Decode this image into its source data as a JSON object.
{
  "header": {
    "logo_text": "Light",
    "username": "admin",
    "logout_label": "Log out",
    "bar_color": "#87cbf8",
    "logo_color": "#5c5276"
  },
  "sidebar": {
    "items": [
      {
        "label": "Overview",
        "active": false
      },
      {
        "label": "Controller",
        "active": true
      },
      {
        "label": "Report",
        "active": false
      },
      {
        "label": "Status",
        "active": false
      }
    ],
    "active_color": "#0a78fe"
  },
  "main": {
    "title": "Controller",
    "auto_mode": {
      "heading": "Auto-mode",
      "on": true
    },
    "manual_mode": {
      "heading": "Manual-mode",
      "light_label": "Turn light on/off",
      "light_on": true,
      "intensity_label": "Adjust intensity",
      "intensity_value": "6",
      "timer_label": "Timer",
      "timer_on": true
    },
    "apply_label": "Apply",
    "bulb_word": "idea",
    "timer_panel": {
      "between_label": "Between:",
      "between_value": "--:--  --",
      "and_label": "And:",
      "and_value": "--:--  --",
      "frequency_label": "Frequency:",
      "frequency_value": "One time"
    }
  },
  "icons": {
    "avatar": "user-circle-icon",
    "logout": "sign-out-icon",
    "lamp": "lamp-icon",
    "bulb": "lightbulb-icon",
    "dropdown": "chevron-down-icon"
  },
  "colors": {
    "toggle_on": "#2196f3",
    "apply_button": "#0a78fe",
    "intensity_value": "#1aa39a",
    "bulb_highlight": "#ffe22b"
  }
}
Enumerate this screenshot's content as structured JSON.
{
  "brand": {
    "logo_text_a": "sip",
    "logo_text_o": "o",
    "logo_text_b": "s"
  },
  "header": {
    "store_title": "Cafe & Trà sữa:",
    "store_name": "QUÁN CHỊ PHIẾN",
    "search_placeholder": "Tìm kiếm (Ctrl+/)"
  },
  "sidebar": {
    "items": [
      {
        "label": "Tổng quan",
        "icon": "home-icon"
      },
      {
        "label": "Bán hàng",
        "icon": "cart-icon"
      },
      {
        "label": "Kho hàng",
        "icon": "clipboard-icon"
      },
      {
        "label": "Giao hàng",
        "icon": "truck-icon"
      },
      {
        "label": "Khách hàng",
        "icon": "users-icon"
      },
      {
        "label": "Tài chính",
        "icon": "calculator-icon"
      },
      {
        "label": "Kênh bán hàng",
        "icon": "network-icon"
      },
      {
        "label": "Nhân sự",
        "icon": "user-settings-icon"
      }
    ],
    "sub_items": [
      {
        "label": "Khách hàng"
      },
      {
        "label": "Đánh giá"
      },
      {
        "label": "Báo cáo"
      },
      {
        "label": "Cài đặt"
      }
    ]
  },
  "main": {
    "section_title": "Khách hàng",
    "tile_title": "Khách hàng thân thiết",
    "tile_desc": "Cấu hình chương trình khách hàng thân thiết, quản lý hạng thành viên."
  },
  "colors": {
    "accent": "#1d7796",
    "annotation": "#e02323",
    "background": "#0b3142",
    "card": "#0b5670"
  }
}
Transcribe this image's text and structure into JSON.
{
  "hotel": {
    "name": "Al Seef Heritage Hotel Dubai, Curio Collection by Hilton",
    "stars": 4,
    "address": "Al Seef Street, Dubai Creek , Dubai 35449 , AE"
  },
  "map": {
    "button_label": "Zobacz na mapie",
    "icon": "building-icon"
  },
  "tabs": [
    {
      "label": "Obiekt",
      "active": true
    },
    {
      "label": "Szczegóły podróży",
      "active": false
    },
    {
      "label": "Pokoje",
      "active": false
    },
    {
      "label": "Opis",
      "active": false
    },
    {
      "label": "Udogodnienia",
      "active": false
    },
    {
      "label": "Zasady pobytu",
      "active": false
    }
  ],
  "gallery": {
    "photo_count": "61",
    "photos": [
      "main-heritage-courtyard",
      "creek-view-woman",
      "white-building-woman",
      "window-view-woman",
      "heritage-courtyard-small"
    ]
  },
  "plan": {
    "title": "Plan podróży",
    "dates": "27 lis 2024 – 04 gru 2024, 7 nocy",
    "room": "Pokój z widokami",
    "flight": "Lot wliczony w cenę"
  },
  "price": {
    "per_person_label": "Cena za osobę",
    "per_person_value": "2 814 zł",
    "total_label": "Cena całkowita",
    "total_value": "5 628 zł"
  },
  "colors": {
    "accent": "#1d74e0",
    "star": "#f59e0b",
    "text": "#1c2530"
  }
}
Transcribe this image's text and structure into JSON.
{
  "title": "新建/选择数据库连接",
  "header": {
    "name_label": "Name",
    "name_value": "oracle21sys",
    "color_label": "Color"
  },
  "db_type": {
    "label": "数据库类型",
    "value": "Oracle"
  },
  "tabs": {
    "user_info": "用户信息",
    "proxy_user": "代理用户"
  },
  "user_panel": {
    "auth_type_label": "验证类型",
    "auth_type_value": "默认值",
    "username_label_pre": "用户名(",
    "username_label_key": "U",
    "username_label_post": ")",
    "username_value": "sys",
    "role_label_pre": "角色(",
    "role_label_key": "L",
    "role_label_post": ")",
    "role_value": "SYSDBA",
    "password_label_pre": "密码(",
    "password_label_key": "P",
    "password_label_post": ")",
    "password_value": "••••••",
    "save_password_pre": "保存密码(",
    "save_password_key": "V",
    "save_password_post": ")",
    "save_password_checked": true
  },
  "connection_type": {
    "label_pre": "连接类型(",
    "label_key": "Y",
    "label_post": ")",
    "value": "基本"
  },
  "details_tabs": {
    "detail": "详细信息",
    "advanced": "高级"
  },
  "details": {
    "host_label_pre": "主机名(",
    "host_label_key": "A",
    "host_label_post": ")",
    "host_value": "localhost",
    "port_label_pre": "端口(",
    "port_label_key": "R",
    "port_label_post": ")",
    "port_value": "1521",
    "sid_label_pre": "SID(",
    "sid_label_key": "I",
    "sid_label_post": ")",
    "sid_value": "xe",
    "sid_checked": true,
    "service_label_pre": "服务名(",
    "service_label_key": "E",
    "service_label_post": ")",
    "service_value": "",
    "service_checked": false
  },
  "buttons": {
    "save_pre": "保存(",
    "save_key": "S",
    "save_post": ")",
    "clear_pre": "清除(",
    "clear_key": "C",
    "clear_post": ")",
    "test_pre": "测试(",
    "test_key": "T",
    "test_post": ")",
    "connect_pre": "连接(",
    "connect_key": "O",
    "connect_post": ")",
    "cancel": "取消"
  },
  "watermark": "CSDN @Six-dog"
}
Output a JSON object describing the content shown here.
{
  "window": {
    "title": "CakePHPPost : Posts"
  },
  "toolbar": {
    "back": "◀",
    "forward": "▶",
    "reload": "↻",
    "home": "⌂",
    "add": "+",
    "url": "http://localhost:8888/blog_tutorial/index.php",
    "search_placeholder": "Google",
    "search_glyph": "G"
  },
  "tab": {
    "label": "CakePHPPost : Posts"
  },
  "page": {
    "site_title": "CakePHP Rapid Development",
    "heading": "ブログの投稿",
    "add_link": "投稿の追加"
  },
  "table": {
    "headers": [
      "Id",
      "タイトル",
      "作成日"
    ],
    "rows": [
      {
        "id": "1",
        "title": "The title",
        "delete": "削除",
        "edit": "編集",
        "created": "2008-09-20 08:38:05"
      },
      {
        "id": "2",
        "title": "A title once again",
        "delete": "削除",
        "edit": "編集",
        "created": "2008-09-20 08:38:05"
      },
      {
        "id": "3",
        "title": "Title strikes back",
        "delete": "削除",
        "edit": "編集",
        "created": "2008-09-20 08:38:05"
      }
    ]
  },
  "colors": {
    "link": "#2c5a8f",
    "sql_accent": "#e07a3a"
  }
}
+++
◆ What needs to be done ◆
Write out the records above again, keeping each one identical to the original.

◆ In response ◆
Decode this image into its source data as a JSON object.
{
  "header": {
    "logo_text": "Light",
    "username": "admin",
    "logout_label": "Log out",
    "bar_color": "#87cbf8",
    "logo_color": "#5c5276"
  },
  "sidebar": {
    "items": [
      {
        "label": "Overview",
        "active": false
      },
      {
        "label": "Controller",
        "active": true
      },
      {
        "label": "Report",
        "active": false
      },
      {
        "label": "Status",
        "active": false
      }
    ],
    "active_color": "#0a78fe"
  },
  "main": {
    "title": "Controller",
    "auto_mode": {
      "heading": "Auto-mode",
      "on": true
    },
    "manual_mode": {
      "heading": "Manual-mode",
      "light_label": "Turn light on/off",
      "light_on": true,
      "intensity_label": "Adjust intensity",
      "intensity_value": "6",
      "timer_label": "Timer",
      "timer_on": true
    },
    "apply_label": "Apply",
    "bulb_word": "idea",
    "timer_panel": {
      "between_label": "Between:",
      "between_value": "--:--  --",
      "and_label": "And:",
      "and_value": "--:--  --",
      "frequency_label": "Frequency:",
      "frequency_value": "One time"
    }
  },
  "icons": {
    "avatar": "user-circle-icon",
    "logout": "sign-out-icon",
    "lamp": "lamp-icon",
    "bulb": "lightbulb-icon",
    "dropdown": "chevron-down-icon"
  },
  "colors": {
    "toggle_on": "#2196f3",
    "apply_button": "#0a78fe",
    "intensity_value": "#1aa39a",
    "bulb_highlight": "#ffe22b"
  }
}
Enumerate this screenshot's content as structured JSON.
{
  "brand": {
    "logo_text_a": "sip",
    "logo_text_o": "o",
    "logo_text_b": "s"
  },
  "header": {
    "store_title": "Cafe & Trà sữa:",
    "store_name": "QUÁN CHỊ PHIẾN",
    "search_placeholder": "Tìm kiếm (Ctrl+/)"
  },
  "sidebar": {
    "items": [
      {
        "label": "Tổng quan",
        "icon": "home-icon"
      },
      {
        "label": "Bán hàng",
        "icon": "cart-icon"
      },
      {
        "label": "Kho hàng",
        "icon": "clipboard-icon"
      },
      {
        "label": "Giao hàng",
        "icon": "truck-icon"
      },
      {
        "label": "Khách hàng",
        "icon": "users-icon"
      },
      {
        "label": "Tài chính",
        "icon": "calculator-icon"
      },
      {
        "label": "Kênh bán hàng",
        "icon": "network-icon"
      },
      {
        "label": "Nhân sự",
        "icon": "user-settings-icon"
      }
    ],
    "sub_items": [
      {
        "label": "Khách hàng"
      },
      {
        "label": "Đánh giá"
      },
      {
        "label": "Báo cáo"
      },
      {
        "label": "Cài đặt"
      }
    ]
  },
  "main": {
    "section_title": "Khách hàng",
    "tile_title": "Khách hàng thân thiết",
    "tile_desc": "Cấu hình chương trình khách hàng thân thiết, quản lý hạng thành viên."
  },
  "colors": {
    "accent": "#1d7796",
    "annotation": "#e02323",
    "background": "#0b3142",
    "card": "#0b5670"
  }
}
Transcribe this image's text and structure into JSON.
{
  "hotel": {
    "name": "Al Seef Heritage Hotel Dubai, Curio Collection by Hilton",
    "stars": 4,
    "address": "Al Seef Street, Dubai Creek , Dubai 35449 , AE"
  },
  "map": {
    "button_label": "Zobacz na mapie",
    "icon": "building-icon"
  },
  "tabs": [
    {
      "label": "Obiekt",
      "active": true
    },
    {
      "label": "Szczegóły podróży",
      "active": false
    },
    {
      "label": "Pokoje",
      "active": false
    },
    {
      "label": "Opis",
      "active": false
    },
    {
      "label": "Udogodnienia",
      "active": false
    },
    {
      "label": "Zasady pobytu",
      "active": false
    }
  ],
  "gallery": {
    "photo_count": "61",
    "photos": [
      "main-heritage-courtyard",
      "creek-view-woman",
      "white-building-woman",
      "window-view-woman",
      "heritage-courtyard-small"
    ]
  },
  "plan": {
    "title": "Plan podróży",
    "dates": "27 lis 2024 – 04 gru 2024, 7 nocy",
    "room": "Pokój z widokami",
    "flight": "Lot wliczony w cenę"
  },
  "price": {
    "per_person_label": "Cena za osobę",
    "per_person_value": "2 814 zł",
    "total_label": "Cena całkowita",
    "total_value": "5 628 zł"
  },
  "colors": {
    "accent": "#1d74e0",
    "star": "#f59e0b",
    "text": "#1c2530"
  }
}
Transcribe this image's text and structure into JSON.
{
  "title": "新建/选择数据库连接",
  "header": {
    "name_label": "Name",
    "name_value": "oracle21sys",
    "color_label": "Color"
  },
  "db_type": {
    "label": "数据库类型",
    "value": "Oracle"
  },
  "tabs": {
    "user_info": "用户信息",
    "proxy_user": "代理用户"
  },
  "user_panel": {
    "auth_type_label": "验证类型",
    "auth_type_value": "默认值",
    "username_label_pre": "用户名(",
    "username_label_key": "U",
    "username_label_post": ")",
    "username_value": "sys",
    "role_label_pre": "角色(",
    "role_label_key": "L",
    "role_label_post": ")",
    "role_value": "SYSDBA",
    "password_label_pre": "密码(",
    "password_label_key": "P",
    "password_label_post": ")",
    "password_value": "••••••",
    "save_password_pre": "保存密码(",
    "save_password_key": "V",
    "save_password_post": ")",
    "save_password_checked": true
  },
  "connection_type": {
    "label_pre": "连接类型(",
    "label_key": "Y",
    "label_post": ")",
    "value": "基本"
  },
  "details_tabs": {
    "detail": "详细信息",
    "advanced": "高级"
  },
  "details": {
    "host_label_pre": "主机名(",
    "host_label_key": "A",
    "host_label_post": ")",
    "host_value": "localhost",
    "port_label_pre": "端口(",
    "port_label_key": "R",
    "port_label_post": ")",
    "port_value": "1521",
    "sid_label_pre": "SID(",
    "sid_label_key": "I",
    "sid_label_post": ")",
    "sid_value": "xe",
    "sid_checked": true,
    "service_label_pre": "服务名(",
    "service_label_key": "E",
    "service_label_post": ")",
    "service_value": "",
    "service_checked": false
  },
  "buttons": {
    "save_pre": "保存(",
    "save_key": "S",
    "save_post": ")",
    "clear_pre": "清除(",
    "clear_key": "C",
    "clear_post": ")",
    "test_pre": "测试(",
    "test_key": "T",
    "test_post": ")",
    "connect_pre": "连接(",
    "connect_key": "O",
    "connect_post": ")",
    "cancel": "取消"
  },
  "watermark": "CSDN @Six-dog"
}
Output a JSON object describing the content shown here.
{
  "window": {
    "title": "CakePHPPost : Posts"
  },
  "toolbar": {
    "back": "◀",
    "forward": "▶",
    "reload": "↻",
    "home": "⌂",
    "add": "+",
    "url": "http://localhost:8888/blog_tutorial/index.php",
    "search_placeholder": "Google",
    "search_glyph": "G"
  },
  "tab": {
    "label": "CakePHPPost : Posts"
  },
  "page": {
    "site_title": "CakePHP Rapid Development",
    "heading": "ブログの投稿",
    "add_link": "投稿の追加"
  },
  "table": {
    "headers": [
      "Id",
      "タイトル",
      "作成日"
    ],
    "rows": [
      {
        "id": "1",
        "title": "The title",
        "delete": "削除",
        "edit": "編集",
        "created": "2008-09-20 08:38:05"
      },
      {
        "id": "2",
        "title": "A title once again",
        "delete": "削除",
        "edit": "編集",
        "created": "2008-09-20 08:38:05"
      },
      {
        "id": "3",
        "title": "Title strikes back",
        "delete": "削除",
        "edit": "編集",
        "created": "2008-09-20 08:38:05"
      }
    ]
  },
  "colors": {
    "link": "#2c5a8f",
    "sql_accent": "#e07a3a"
  }
}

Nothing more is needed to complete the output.